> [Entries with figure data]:
----

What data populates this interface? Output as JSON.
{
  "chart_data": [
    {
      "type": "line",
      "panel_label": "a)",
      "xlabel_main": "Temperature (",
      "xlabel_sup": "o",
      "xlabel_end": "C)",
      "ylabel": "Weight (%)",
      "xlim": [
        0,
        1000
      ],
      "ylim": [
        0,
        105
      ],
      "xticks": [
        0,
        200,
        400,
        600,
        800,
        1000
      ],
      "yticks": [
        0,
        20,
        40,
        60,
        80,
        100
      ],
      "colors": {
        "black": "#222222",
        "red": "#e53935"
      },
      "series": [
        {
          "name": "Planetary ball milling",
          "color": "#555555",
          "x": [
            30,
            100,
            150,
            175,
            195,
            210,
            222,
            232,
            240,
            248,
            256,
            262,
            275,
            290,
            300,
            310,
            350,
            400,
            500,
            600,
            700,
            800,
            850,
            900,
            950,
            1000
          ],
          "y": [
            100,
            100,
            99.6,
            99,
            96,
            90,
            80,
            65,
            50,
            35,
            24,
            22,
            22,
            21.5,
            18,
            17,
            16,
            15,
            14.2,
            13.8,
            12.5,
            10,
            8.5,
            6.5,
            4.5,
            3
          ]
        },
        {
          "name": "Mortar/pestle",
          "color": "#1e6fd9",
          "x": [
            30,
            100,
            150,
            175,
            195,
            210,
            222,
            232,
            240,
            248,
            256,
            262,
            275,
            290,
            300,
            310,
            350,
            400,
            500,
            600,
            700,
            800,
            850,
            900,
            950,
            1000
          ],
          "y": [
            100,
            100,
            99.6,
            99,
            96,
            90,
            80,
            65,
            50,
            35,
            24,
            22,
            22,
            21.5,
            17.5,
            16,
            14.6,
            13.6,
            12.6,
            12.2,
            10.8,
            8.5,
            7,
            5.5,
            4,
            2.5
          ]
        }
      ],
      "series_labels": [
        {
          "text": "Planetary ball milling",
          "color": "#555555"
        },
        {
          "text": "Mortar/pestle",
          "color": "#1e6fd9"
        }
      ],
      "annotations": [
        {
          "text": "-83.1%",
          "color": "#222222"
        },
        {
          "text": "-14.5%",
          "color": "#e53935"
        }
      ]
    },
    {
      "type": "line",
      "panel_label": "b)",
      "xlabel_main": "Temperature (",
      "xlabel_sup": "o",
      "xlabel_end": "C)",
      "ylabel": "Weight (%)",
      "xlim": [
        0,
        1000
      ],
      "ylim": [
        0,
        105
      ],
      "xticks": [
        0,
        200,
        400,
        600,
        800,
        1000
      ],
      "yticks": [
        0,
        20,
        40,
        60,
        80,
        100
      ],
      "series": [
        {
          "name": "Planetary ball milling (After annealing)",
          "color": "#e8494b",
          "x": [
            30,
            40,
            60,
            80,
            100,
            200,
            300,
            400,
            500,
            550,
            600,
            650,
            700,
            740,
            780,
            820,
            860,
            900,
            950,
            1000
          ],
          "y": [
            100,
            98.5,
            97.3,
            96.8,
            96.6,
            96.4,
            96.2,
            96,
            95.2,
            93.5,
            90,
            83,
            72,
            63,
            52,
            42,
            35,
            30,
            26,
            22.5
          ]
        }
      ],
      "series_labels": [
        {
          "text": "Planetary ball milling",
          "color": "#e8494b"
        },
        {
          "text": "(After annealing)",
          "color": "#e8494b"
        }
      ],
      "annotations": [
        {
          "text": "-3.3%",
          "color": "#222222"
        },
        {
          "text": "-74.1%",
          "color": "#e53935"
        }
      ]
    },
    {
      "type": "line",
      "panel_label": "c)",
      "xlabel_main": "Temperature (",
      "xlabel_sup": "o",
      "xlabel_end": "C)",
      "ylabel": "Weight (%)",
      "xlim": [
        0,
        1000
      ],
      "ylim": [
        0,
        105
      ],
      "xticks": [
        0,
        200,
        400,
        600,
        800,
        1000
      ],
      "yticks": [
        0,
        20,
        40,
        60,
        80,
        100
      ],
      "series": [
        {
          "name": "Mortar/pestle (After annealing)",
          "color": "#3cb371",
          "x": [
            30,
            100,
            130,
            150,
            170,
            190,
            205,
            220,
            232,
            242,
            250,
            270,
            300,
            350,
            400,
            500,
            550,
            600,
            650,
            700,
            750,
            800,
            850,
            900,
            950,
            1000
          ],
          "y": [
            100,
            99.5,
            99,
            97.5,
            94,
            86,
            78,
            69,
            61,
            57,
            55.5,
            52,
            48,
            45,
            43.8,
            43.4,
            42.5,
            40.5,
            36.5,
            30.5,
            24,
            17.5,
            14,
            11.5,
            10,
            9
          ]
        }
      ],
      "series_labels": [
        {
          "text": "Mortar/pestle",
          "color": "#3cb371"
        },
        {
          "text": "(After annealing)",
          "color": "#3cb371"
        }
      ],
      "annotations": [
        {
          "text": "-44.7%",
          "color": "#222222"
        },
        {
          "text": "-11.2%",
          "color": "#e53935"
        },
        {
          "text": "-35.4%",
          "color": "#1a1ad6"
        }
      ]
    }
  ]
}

----

> [Exercise prompt]: Where a line in the entries holds "ball", copy that line.

> [Exercise output]:
          "name": "Planetary ball milling",
          "text": "Planetary ball milling",
          "name": "Planetary ball milling (After annealing)",
          "text": "Planetary ball milling",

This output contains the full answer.